**DATA SHOWN**
++++

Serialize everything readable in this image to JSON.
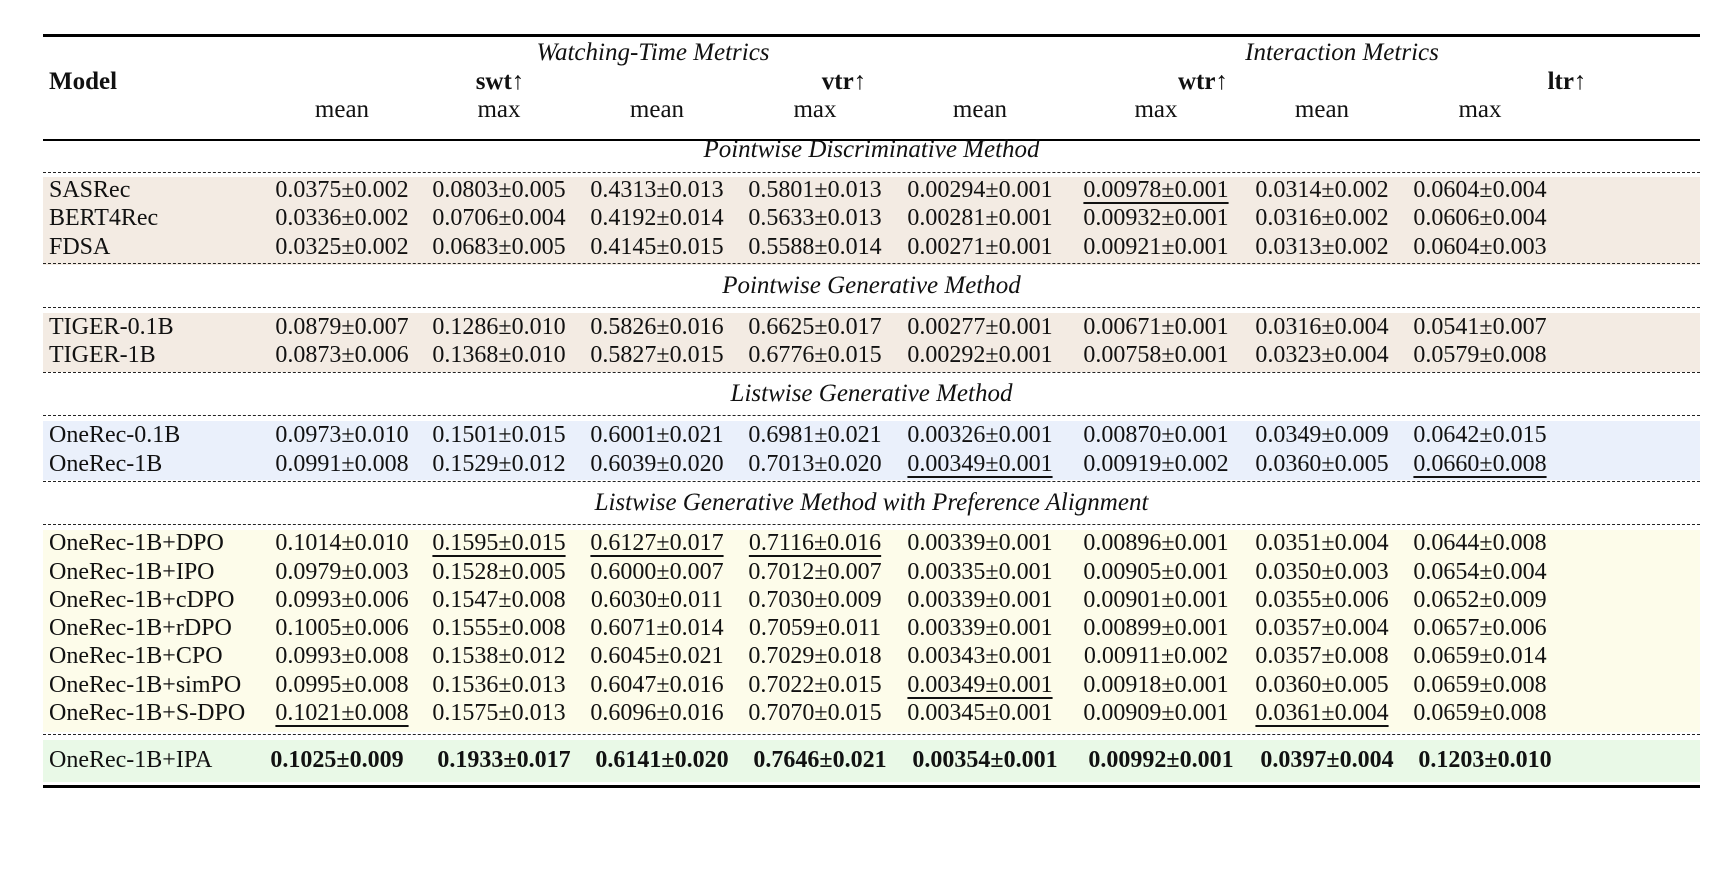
{
  "header": {
    "model_label": "Model",
    "group_watching": "Watching-Time Metrics",
    "group_interaction": "Interaction Metrics",
    "metrics": [
      "swt↑",
      "vtr↑",
      "wtr↑",
      "ltr↑"
    ],
    "sub": [
      "mean",
      "max",
      "mean",
      "max",
      "mean",
      "max",
      "mean",
      "max"
    ]
  },
  "colors": {
    "pointwise_band": "#f3ebe3",
    "listwise_band": "#eaf0fb",
    "preference_band": "#fdfcea",
    "ours_band": "#e9f9e7"
  },
  "sections": [
    {
      "title": "Pointwise Discriminative Method",
      "rows": [
        {
          "model": "SASRec",
          "cells": [
            [
              "0.0375±0.002",
              ""
            ],
            [
              "0.0803±0.005",
              ""
            ],
            [
              "0.4313±0.013",
              ""
            ],
            [
              "0.5801±0.013",
              ""
            ],
            [
              "0.00294±0.001",
              ""
            ],
            [
              "0.00978±0.001",
              "u"
            ],
            [
              "0.0314±0.002",
              ""
            ],
            [
              "0.0604±0.004",
              ""
            ]
          ]
        },
        {
          "model": "BERT4Rec",
          "cells": [
            [
              "0.0336±0.002",
              ""
            ],
            [
              "0.0706±0.004",
              ""
            ],
            [
              "0.4192±0.014",
              ""
            ],
            [
              "0.5633±0.013",
              ""
            ],
            [
              "0.00281±0.001",
              ""
            ],
            [
              "0.00932±0.001",
              ""
            ],
            [
              "0.0316±0.002",
              ""
            ],
            [
              "0.0606±0.004",
              ""
            ]
          ]
        },
        {
          "model": "FDSA",
          "cells": [
            [
              "0.0325±0.002",
              ""
            ],
            [
              "0.0683±0.005",
              ""
            ],
            [
              "0.4145±0.015",
              ""
            ],
            [
              "0.5588±0.014",
              ""
            ],
            [
              "0.00271±0.001",
              ""
            ],
            [
              "0.00921±0.001",
              ""
            ],
            [
              "0.0313±0.002",
              ""
            ],
            [
              "0.0604±0.003",
              ""
            ]
          ]
        }
      ]
    },
    {
      "title": "Pointwise Generative Method",
      "rows": [
        {
          "model": "TIGER-0.1B",
          "cells": [
            [
              "0.0879±0.007",
              ""
            ],
            [
              "0.1286±0.010",
              ""
            ],
            [
              "0.5826±0.016",
              ""
            ],
            [
              "0.6625±0.017",
              ""
            ],
            [
              "0.00277±0.001",
              ""
            ],
            [
              "0.00671±0.001",
              ""
            ],
            [
              "0.0316±0.004",
              ""
            ],
            [
              "0.0541±0.007",
              ""
            ]
          ]
        },
        {
          "model": "TIGER-1B",
          "cells": [
            [
              "0.0873±0.006",
              ""
            ],
            [
              "0.1368±0.010",
              ""
            ],
            [
              "0.5827±0.015",
              ""
            ],
            [
              "0.6776±0.015",
              ""
            ],
            [
              "0.00292±0.001",
              ""
            ],
            [
              "0.00758±0.001",
              ""
            ],
            [
              "0.0323±0.004",
              ""
            ],
            [
              "0.0579±0.008",
              ""
            ]
          ]
        }
      ]
    },
    {
      "title": "Listwise Generative Method",
      "rows": [
        {
          "model": "OneRec-0.1B",
          "cells": [
            [
              "0.0973±0.010",
              ""
            ],
            [
              "0.1501±0.015",
              ""
            ],
            [
              "0.6001±0.021",
              ""
            ],
            [
              "0.6981±0.021",
              ""
            ],
            [
              "0.00326±0.001",
              ""
            ],
            [
              "0.00870±0.001",
              ""
            ],
            [
              "0.0349±0.009",
              ""
            ],
            [
              "0.0642±0.015",
              ""
            ]
          ]
        },
        {
          "model": "OneRec-1B",
          "cells": [
            [
              "0.0991±0.008",
              ""
            ],
            [
              "0.1529±0.012",
              ""
            ],
            [
              "0.6039±0.020",
              ""
            ],
            [
              "0.7013±0.020",
              ""
            ],
            [
              "0.00349±0.001",
              "u"
            ],
            [
              "0.00919±0.002",
              ""
            ],
            [
              "0.0360±0.005",
              ""
            ],
            [
              "0.0660±0.008",
              "u"
            ]
          ]
        }
      ]
    },
    {
      "title": "Listwise Generative Method with Preference Alignment",
      "rows": [
        {
          "model": "OneRec-1B+DPO",
          "cells": [
            [
              "0.1014±0.010",
              ""
            ],
            [
              "0.1595±0.015",
              "u"
            ],
            [
              "0.6127±0.017",
              "u"
            ],
            [
              "0.7116±0.016",
              "u"
            ],
            [
              "0.00339±0.001",
              ""
            ],
            [
              "0.00896±0.001",
              ""
            ],
            [
              "0.0351±0.004",
              ""
            ],
            [
              "0.0644±0.008",
              ""
            ]
          ]
        },
        {
          "model": "OneRec-1B+IPO",
          "cells": [
            [
              "0.0979±0.003",
              ""
            ],
            [
              "0.1528±0.005",
              ""
            ],
            [
              "0.6000±0.007",
              ""
            ],
            [
              "0.7012±0.007",
              ""
            ],
            [
              "0.00335±0.001",
              ""
            ],
            [
              "0.00905±0.001",
              ""
            ],
            [
              "0.0350±0.003",
              ""
            ],
            [
              "0.0654±0.004",
              ""
            ]
          ]
        },
        {
          "model": "OneRec-1B+cDPO",
          "cells": [
            [
              "0.0993±0.006",
              ""
            ],
            [
              "0.1547±0.008",
              ""
            ],
            [
              "0.6030±0.011",
              ""
            ],
            [
              "0.7030±0.009",
              ""
            ],
            [
              "0.00339±0.001",
              ""
            ],
            [
              "0.00901±0.001",
              ""
            ],
            [
              "0.0355±0.006",
              ""
            ],
            [
              "0.0652±0.009",
              ""
            ]
          ]
        },
        {
          "model": "OneRec-1B+rDPO",
          "cells": [
            [
              "0.1005±0.006",
              ""
            ],
            [
              "0.1555±0.008",
              ""
            ],
            [
              "0.6071±0.014",
              ""
            ],
            [
              "0.7059±0.011",
              ""
            ],
            [
              "0.00339±0.001",
              ""
            ],
            [
              "0.00899±0.001",
              ""
            ],
            [
              "0.0357±0.004",
              ""
            ],
            [
              "0.0657±0.006",
              ""
            ]
          ]
        },
        {
          "model": "OneRec-1B+CPO",
          "cells": [
            [
              "0.0993±0.008",
              ""
            ],
            [
              "0.1538±0.012",
              ""
            ],
            [
              "0.6045±0.021",
              ""
            ],
            [
              "0.7029±0.018",
              ""
            ],
            [
              "0.00343±0.001",
              ""
            ],
            [
              "0.00911±0.002",
              ""
            ],
            [
              "0.0357±0.008",
              ""
            ],
            [
              "0.0659±0.014",
              ""
            ]
          ]
        },
        {
          "model": "OneRec-1B+simPO",
          "cells": [
            [
              "0.0995±0.008",
              ""
            ],
            [
              "0.1536±0.013",
              ""
            ],
            [
              "0.6047±0.016",
              ""
            ],
            [
              "0.7022±0.015",
              ""
            ],
            [
              "0.00349±0.001",
              "u"
            ],
            [
              "0.00918±0.001",
              ""
            ],
            [
              "0.0360±0.005",
              ""
            ],
            [
              "0.0659±0.008",
              ""
            ]
          ]
        },
        {
          "model": "OneRec-1B+S-DPO",
          "cells": [
            [
              "0.1021±0.008",
              "u"
            ],
            [
              "0.1575±0.013",
              ""
            ],
            [
              "0.6096±0.016",
              ""
            ],
            [
              "0.7070±0.015",
              ""
            ],
            [
              "0.00345±0.001",
              ""
            ],
            [
              "0.00909±0.001",
              ""
            ],
            [
              "0.0361±0.004",
              "u"
            ],
            [
              "0.0659±0.008",
              ""
            ]
          ]
        }
      ]
    }
  ],
  "final": {
    "model": "OneRec-1B+IPA",
    "cells": [
      "0.1025±0.009",
      "0.1933±0.017",
      "0.6141±0.020",
      "0.7646±0.021",
      "0.00354±0.001",
      "0.00992±0.001",
      "0.0397±0.004",
      "0.1203±0.010"
    ]
  }
}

++++

**INSTRUCTION**
Track down every line of the material containing the string "Method", and copy it.

**SOLUTION TO THE EXERCISE**
      "title": "Pointwise Discriminative Method",
      "title": "Pointwise Generative Method",
      "title": "Listwise Generative Method",
      "title": "Listwise Generative Method with Preference Alignment",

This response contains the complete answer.